TEXT SECTION
BEGIN

Picture of Dr Tanya McDonnaugh

Dr Tanya McDonnaugh

Clinical Psychologist and founder of Talk.Manage.Change

Compassionate Self-talk: improve your mental health with inner speech

Self-talk or inner speech is what we say to ourself in our mind. You might be reading this thinking “I don’t speak to myself”, or “why would I want to do that!”. Self-talk can be difficult to spot but in actual fact, and whether we realise it or not, we all engage in self-talk. The idea of self-talk can trigger negative associations, perhaps even the idea that talking to ourselves is a sign of mental instability. However did you know that most psychological therapies use training in self-talk as a way to to reduce emotional distress and promote well-being?

Self-talk might happen when we praise ourself for an achievement or encourage ourself during a difficult task; or it might happen when we berate ourself for feeling bad, or criticise ourself for making a mistake. Self-talk tends to replicate what we have heard others express towards us. So if we have had more positive experiences in relationships from an early age we will tend be more encouraging, positive, kind, and understanding in the way we speak to ourselves. If we haven’t had this, or if we have experienced people being harsh, bullying, critical, or punitive towards us then our self-talk might follow very different lines.

Psychological research has shown that using compassionate mind training to improve compassionate self-talk can help you to manage stress, reduce your anxiety and improve your mood. It is a good idea to get into the habit of noticing your self-talk, paying attention to the content of what you are saying, along with the tone of your inner speech. Research has also found that most of us find it easier to show kindness and compassion to others that we care about, but that it can be more difficult to turn that compassion and kindness inwards in times of need.

We want to be our own cheerleader rather than that bullying coach who increases our anxiety and only sometimes gets the results we want. So don’t be afraid to use your self-talk and remember this can be a powerful tool to improve your well-being, nurture it and it will serve you well.

Below are a few tips for more compassionate self-talk, which can improve your mental health:

  • Notice the content and tone of your self-talk. Is there something you tend to say when you are struggling, is your tone harsh and cold, or warm and nurturing?
  • Identify triggers for particularly harsh or critical self-talk
  • Practice using a warm and nurturing tone
  • Validate your emotional experience by acknowledging and labelling what you are feeling in the moment
  • If you notice harsh or critical self-talk bring to mind someone you care deeply about. Imagine what you might say to this person if they were in your position, then repeat this to yourself in the same way.

END

RECORDS SUPPLIED

BEGIN

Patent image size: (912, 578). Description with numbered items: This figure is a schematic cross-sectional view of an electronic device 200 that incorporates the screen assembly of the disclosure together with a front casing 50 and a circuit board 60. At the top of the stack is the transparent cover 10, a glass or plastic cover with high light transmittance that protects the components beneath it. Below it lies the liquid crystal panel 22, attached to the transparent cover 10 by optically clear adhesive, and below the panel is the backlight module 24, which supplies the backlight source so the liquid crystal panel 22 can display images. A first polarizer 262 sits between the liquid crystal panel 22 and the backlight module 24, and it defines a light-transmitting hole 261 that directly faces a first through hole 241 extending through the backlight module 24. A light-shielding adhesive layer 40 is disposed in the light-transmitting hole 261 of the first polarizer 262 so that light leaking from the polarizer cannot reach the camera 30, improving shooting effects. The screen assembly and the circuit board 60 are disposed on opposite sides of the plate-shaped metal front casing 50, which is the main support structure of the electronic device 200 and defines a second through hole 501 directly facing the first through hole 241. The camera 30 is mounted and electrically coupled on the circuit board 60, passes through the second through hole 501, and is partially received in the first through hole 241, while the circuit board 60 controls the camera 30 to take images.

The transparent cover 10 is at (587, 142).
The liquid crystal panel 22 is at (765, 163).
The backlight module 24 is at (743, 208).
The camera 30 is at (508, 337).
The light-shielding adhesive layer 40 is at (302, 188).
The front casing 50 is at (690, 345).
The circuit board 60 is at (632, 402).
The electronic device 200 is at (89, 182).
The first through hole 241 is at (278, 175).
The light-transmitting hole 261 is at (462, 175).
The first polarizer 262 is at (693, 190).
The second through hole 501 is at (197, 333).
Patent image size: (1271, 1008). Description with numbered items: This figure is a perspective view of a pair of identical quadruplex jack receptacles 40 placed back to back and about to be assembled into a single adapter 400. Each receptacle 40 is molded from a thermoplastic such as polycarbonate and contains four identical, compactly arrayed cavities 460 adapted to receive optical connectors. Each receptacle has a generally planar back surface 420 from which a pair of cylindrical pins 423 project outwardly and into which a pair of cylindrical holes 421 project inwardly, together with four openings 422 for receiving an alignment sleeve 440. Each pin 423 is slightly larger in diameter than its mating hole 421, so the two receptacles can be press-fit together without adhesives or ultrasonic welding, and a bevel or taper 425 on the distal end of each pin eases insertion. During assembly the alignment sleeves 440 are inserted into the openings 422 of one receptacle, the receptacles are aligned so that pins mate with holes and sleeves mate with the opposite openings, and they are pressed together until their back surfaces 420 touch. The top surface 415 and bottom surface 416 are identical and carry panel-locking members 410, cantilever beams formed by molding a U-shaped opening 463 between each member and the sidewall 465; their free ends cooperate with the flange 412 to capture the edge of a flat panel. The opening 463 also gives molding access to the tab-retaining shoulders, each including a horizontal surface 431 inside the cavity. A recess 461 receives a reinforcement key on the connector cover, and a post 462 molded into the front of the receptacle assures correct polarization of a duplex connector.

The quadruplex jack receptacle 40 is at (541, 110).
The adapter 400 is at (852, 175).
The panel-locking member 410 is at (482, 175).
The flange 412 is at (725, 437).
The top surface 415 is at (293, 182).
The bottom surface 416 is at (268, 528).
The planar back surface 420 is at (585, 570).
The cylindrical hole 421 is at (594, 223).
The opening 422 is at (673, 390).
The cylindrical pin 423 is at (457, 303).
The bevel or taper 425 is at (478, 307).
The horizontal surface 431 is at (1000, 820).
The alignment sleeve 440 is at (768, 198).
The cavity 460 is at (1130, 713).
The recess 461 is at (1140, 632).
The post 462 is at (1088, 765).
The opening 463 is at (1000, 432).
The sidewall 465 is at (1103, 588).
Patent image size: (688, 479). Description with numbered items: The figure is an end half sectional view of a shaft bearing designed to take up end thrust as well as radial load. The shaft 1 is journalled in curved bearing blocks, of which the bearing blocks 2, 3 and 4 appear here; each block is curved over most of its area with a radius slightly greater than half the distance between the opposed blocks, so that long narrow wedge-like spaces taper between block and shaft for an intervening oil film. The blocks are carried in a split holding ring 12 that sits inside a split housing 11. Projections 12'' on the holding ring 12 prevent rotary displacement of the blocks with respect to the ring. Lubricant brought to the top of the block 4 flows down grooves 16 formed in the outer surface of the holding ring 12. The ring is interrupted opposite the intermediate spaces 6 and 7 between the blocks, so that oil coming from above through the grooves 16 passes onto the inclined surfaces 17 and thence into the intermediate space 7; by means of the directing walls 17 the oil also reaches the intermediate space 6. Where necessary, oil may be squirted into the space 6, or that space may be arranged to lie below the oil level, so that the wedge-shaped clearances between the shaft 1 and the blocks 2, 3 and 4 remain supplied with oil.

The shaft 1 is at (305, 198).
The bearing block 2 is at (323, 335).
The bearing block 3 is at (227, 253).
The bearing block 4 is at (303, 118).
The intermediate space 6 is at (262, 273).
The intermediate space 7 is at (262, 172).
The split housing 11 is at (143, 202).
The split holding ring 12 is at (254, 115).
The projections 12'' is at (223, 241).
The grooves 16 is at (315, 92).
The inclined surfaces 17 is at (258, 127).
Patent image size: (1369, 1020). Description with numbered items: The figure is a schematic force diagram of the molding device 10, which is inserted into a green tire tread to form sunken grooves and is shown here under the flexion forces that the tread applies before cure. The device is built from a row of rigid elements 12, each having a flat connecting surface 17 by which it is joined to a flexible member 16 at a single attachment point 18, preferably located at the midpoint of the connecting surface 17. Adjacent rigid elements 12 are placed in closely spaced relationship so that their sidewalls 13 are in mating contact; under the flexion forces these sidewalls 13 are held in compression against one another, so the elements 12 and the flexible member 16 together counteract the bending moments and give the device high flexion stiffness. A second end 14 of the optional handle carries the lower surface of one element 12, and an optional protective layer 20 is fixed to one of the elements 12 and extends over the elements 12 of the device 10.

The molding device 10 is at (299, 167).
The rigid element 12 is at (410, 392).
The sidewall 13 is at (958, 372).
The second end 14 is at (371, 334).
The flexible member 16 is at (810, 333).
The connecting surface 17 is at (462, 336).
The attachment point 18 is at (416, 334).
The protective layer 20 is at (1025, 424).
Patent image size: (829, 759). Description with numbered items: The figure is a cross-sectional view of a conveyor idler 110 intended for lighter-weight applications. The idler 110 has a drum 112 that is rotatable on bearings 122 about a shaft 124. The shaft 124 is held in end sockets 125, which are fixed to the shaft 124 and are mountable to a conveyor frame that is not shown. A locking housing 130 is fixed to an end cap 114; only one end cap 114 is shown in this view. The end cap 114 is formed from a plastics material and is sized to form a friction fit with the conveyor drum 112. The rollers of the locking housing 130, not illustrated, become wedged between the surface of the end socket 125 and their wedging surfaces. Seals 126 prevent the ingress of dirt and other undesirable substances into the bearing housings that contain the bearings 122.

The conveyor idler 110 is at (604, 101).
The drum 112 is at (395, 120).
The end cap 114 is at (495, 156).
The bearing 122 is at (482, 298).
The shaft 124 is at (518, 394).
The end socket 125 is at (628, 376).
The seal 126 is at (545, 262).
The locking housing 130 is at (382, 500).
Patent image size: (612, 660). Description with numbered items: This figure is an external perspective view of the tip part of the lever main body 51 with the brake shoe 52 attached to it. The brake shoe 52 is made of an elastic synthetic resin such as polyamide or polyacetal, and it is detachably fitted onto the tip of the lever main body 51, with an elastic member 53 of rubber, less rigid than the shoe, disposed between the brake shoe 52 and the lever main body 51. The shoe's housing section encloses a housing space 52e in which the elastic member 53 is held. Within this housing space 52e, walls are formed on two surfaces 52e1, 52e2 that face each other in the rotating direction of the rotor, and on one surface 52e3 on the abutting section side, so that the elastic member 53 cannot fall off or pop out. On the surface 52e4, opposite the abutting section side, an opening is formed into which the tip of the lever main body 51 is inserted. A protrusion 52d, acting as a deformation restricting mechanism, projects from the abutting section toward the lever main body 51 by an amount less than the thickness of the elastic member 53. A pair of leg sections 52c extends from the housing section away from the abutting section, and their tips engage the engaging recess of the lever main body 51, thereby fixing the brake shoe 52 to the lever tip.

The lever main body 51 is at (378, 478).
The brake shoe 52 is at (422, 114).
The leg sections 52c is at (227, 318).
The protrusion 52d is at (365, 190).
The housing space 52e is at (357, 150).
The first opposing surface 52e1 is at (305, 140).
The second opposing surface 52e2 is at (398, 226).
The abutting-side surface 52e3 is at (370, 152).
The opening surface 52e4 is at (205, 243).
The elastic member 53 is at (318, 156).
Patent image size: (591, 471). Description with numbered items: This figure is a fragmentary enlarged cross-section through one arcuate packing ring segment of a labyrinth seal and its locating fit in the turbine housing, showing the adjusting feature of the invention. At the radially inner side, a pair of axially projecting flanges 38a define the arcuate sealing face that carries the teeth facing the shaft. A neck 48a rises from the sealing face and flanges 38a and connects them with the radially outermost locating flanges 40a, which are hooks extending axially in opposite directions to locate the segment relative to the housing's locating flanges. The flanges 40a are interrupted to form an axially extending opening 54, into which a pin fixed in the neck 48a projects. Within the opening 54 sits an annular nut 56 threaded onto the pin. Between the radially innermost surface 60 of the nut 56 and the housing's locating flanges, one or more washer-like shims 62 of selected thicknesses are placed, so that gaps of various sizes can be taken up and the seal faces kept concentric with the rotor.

END

WORK REQUEST 1
Answer these questions using the article on self-talk.
(a) What does self-talk tend to replicate?
(b) According to research, to whom do most of us find it easier to show kindness and compassion?
(c) What kind of tone do the tips advise practicing?
WORK REQUEST 2
Reproduce a passage of the article on self-talk word for word, beginning at the words "Self-talk or inner" and stopping after "and promote well-being?".
The records above come from a separate source, not from the article on self-talk.

ANSWER BOX 1
(a) What we have heard others express towards us.
(b) Others that we care about.
(c) A warm and nurturing tone.

ANSWER BOX 2
Self-talk or inner speech is what we say to ourself in our mind. You might be reading this thinking “I don’t speak to myself”, or “why would I want to do that!”. Self-talk can be difficult to spot but in actual fact, and whether we realise it or not, we all engage in self-talk. The idea of self-talk can trigger negative associations, perhaps even the idea that talking to ourselves is a sign of mental instability. However did you know that most psychological therapies use training in self-talk as a way to to reduce emotional distress and promote well-being?